====== SUPPLIED RECORDS

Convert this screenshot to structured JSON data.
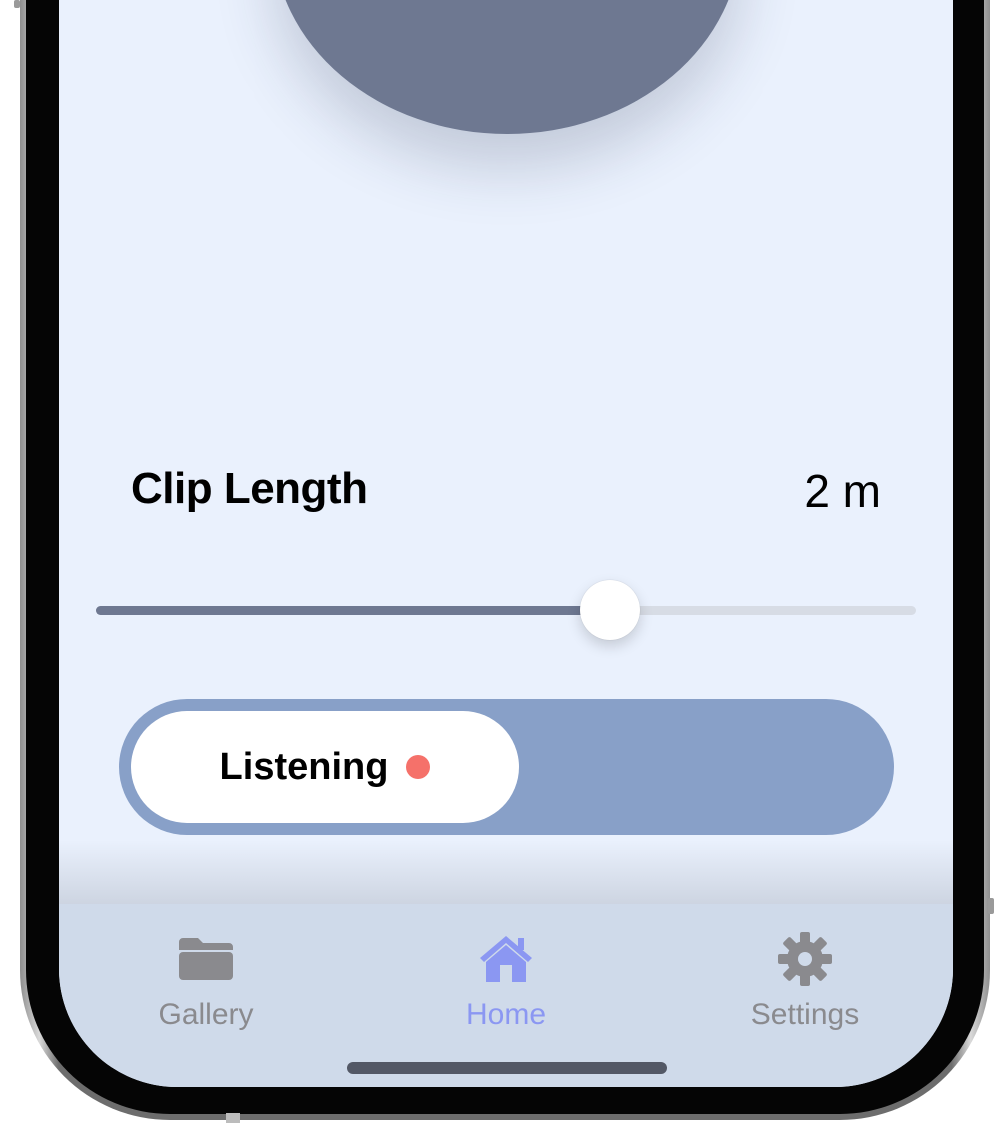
{
  "clip_length": {
    "title": "Clip Length",
    "value": "2 m",
    "slider_fraction": 0.627
  },
  "listening": {
    "label": "Listening",
    "indicator_color": "#f5716a"
  },
  "tab_bar": {
    "active_tab": "Home",
    "tabs": [
      {
        "label": "Gallery",
        "icon": "folder-icon"
      },
      {
        "label": "Home",
        "icon": "house-icon"
      },
      {
        "label": "Settings",
        "icon": "gear-icon"
      }
    ]
  },
  "colors": {
    "background": "#eaf1fd",
    "accent": "#6e7891",
    "toggle_track": "#88a0c8",
    "tab_active": "#8b97f2",
    "tab_inactive": "#8a8a8e",
    "tab_bar": "#cfdaea"
  }
}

============

__THE TASK__. Repeat the data exactly, dropping every picture it holds.

__SOLUTION TO THE EXERCISE__.
Convert this screenshot to structured JSON data.
{
  "clip_length": {
    "title": "Clip Length",
    "value": "2 m",
    "slider_fraction": 0.627
  },
  "listening": {
    "label": "Listening",
    "indicator_color": "#f5716a"
  },
  "tab_bar": {
    "active_tab": "Home",
    "tabs": [
      {
        "label": "Gallery",
        "icon": "folder-icon"
      },
      {
        "label": "Home",
        "icon": "house-icon"
      },
      {
        "label": "Settings",
        "icon": "gear-icon"
      }
    ]
  },
  "colors": {
    "background": "#eaf1fd",
    "accent": "#6e7891",
    "toggle_track": "#88a0c8",
    "tab_active": "#8b97f2",
    "tab_inactive": "#8a8a8e",
    "tab_bar": "#cfdaea"
  }
}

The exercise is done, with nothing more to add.